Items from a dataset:
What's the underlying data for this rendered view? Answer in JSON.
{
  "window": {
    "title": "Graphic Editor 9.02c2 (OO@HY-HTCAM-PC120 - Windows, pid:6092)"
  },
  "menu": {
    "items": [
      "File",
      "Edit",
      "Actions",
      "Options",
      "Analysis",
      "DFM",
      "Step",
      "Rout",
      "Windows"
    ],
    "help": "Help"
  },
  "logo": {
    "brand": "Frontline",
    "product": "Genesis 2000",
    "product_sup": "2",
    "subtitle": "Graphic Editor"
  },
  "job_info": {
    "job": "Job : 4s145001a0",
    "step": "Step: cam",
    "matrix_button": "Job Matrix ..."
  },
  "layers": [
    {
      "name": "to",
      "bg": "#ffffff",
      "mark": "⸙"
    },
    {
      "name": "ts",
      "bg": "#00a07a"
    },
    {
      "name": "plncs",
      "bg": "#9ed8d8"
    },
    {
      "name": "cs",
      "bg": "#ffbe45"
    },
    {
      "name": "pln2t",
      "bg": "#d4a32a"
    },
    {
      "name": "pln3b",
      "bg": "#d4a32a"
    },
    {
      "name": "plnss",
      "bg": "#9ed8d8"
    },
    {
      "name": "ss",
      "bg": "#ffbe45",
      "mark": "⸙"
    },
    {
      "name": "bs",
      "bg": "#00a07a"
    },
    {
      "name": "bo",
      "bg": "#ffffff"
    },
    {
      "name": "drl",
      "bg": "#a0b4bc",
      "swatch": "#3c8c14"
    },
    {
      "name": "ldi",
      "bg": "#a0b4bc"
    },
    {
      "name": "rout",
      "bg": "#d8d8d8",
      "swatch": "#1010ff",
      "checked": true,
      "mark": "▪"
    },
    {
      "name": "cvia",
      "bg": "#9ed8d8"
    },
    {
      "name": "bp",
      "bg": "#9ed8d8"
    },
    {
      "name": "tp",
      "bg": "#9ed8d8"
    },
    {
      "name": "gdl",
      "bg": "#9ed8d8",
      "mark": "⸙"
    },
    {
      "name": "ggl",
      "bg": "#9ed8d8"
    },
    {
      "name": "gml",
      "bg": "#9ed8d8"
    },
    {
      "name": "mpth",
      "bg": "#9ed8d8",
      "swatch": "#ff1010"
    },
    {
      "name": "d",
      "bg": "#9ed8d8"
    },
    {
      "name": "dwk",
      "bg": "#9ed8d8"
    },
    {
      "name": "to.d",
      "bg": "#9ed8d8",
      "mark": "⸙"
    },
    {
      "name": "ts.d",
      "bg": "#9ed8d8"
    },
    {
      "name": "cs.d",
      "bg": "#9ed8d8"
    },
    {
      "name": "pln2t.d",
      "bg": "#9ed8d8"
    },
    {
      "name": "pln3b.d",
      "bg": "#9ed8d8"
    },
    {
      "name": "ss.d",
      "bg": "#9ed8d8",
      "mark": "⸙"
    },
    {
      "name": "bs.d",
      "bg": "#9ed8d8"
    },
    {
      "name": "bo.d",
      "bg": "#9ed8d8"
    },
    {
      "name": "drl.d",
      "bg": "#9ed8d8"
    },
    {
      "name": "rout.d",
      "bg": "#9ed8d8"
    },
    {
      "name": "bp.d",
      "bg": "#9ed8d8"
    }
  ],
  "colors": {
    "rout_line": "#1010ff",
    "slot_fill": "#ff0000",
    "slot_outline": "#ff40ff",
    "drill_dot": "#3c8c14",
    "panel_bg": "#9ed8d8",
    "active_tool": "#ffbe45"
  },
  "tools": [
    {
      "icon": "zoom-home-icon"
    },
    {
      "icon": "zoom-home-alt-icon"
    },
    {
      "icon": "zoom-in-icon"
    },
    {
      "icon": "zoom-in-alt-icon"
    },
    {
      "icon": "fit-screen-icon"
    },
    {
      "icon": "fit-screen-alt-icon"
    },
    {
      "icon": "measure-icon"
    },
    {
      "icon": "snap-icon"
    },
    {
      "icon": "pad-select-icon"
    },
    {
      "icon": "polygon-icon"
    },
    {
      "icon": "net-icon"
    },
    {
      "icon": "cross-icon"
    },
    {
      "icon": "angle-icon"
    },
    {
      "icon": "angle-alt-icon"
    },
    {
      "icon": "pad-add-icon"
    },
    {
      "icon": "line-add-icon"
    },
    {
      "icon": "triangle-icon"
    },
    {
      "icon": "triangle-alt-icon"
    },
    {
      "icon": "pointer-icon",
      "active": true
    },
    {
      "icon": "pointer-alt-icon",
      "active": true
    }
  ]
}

YOUR OBJECTIVE: Word for word, give the records again.

ANSWER FOR THIS EXERCISE:
What's the underlying data for this rendered view? Answer in JSON.
{
  "window": {
    "title": "Graphic Editor 9.02c2 (OO@HY-HTCAM-PC120 - Windows, pid:6092)"
  },
  "menu": {
    "items": [
      "File",
      "Edit",
      "Actions",
      "Options",
      "Analysis",
      "DFM",
      "Step",
      "Rout",
      "Windows"
    ],
    "help": "Help"
  },
  "logo": {
    "brand": "Frontline",
    "product": "Genesis 2000",
    "product_sup": "2",
    "subtitle": "Graphic Editor"
  },
  "job_info": {
    "job": "Job : 4s145001a0",
    "step": "Step: cam",
    "matrix_button": "Job Matrix ..."
  },
  "layers": [
    {
      "name": "to",
      "bg": "#ffffff",
      "mark": "⸙"
    },
    {
      "name": "ts",
      "bg": "#00a07a"
    },
    {
      "name": "plncs",
      "bg": "#9ed8d8"
    },
    {
      "name": "cs",
      "bg": "#ffbe45"
    },
    {
      "name": "pln2t",
      "bg": "#d4a32a"
    },
    {
      "name": "pln3b",
      "bg": "#d4a32a"
    },
    {
      "name": "plnss",
      "bg": "#9ed8d8"
    },
    {
      "name": "ss",
      "bg": "#ffbe45",
      "mark": "⸙"
    },
    {
      "name": "bs",
      "bg": "#00a07a"
    },
    {
      "name": "bo",
      "bg": "#ffffff"
    },
    {
      "name": "drl",
      "bg": "#a0b4bc",
      "swatch": "#3c8c14"
    },
    {
      "name": "ldi",
      "bg": "#a0b4bc"
    },
    {
      "name": "rout",
      "bg": "#d8d8d8",
      "swatch": "#1010ff",
      "checked": true,
      "mark": "▪"
    },
    {
      "name": "cvia",
      "bg": "#9ed8d8"
    },
    {
      "name": "bp",
      "bg": "#9ed8d8"
    },
    {
      "name": "tp",
      "bg": "#9ed8d8"
    },
    {
      "name": "gdl",
      "bg": "#9ed8d8",
      "mark": "⸙"
    },
    {
      "name": "ggl",
      "bg": "#9ed8d8"
    },
    {
      "name": "gml",
      "bg": "#9ed8d8"
    },
    {
      "name": "mpth",
      "bg": "#9ed8d8",
      "swatch": "#ff1010"
    },
    {
      "name": "d",
      "bg": "#9ed8d8"
    },
    {
      "name": "dwk",
      "bg": "#9ed8d8"
    },
    {
      "name": "to.d",
      "bg": "#9ed8d8",
      "mark": "⸙"
    },
    {
      "name": "ts.d",
      "bg": "#9ed8d8"
    },
    {
      "name": "cs.d",
      "bg": "#9ed8d8"
    },
    {
      "name": "pln2t.d",
      "bg": "#9ed8d8"
    },
    {
      "name": "pln3b.d",
      "bg": "#9ed8d8"
    },
    {
      "name": "ss.d",
      "bg": "#9ed8d8",
      "mark": "⸙"
    },
    {
      "name": "bs.d",
      "bg": "#9ed8d8"
    },
    {
      "name": "bo.d",
      "bg": "#9ed8d8"
    },
    {
      "name": "drl.d",
      "bg": "#9ed8d8"
    },
    {
      "name": "rout.d",
      "bg": "#9ed8d8"
    },
    {
      "name": "bp.d",
      "bg": "#9ed8d8"
    }
  ],
  "colors": {
    "rout_line": "#1010ff",
    "slot_fill": "#ff0000",
    "slot_outline": "#ff40ff",
    "drill_dot": "#3c8c14",
    "panel_bg": "#9ed8d8",
    "active_tool": "#ffbe45"
  },
  "tools": [
    {
      "icon": "zoom-home-icon"
    },
    {
      "icon": "zoom-home-alt-icon"
    },
    {
      "icon": "zoom-in-icon"
    },
    {
      "icon": "zoom-in-alt-icon"
    },
    {
      "icon": "fit-screen-icon"
    },
    {
      "icon": "fit-screen-alt-icon"
    },
    {
      "icon": "measure-icon"
    },
    {
      "icon": "snap-icon"
    },
    {
      "icon": "pad-select-icon"
    },
    {
      "icon": "polygon-icon"
    },
    {
      "icon": "net-icon"
    },
    {
      "icon": "cross-icon"
    },
    {
      "icon": "angle-icon"
    },
    {
      "icon": "angle-alt-icon"
    },
    {
      "icon": "pad-add-icon"
    },
    {
      "icon": "line-add-icon"
    },
    {
      "icon": "triangle-icon"
    },
    {
      "icon": "triangle-alt-icon"
    },
    {
      "icon": "pointer-icon",
      "active": true
    },
    {
      "icon": "pointer-alt-icon",
      "active": true
    }
  ]
}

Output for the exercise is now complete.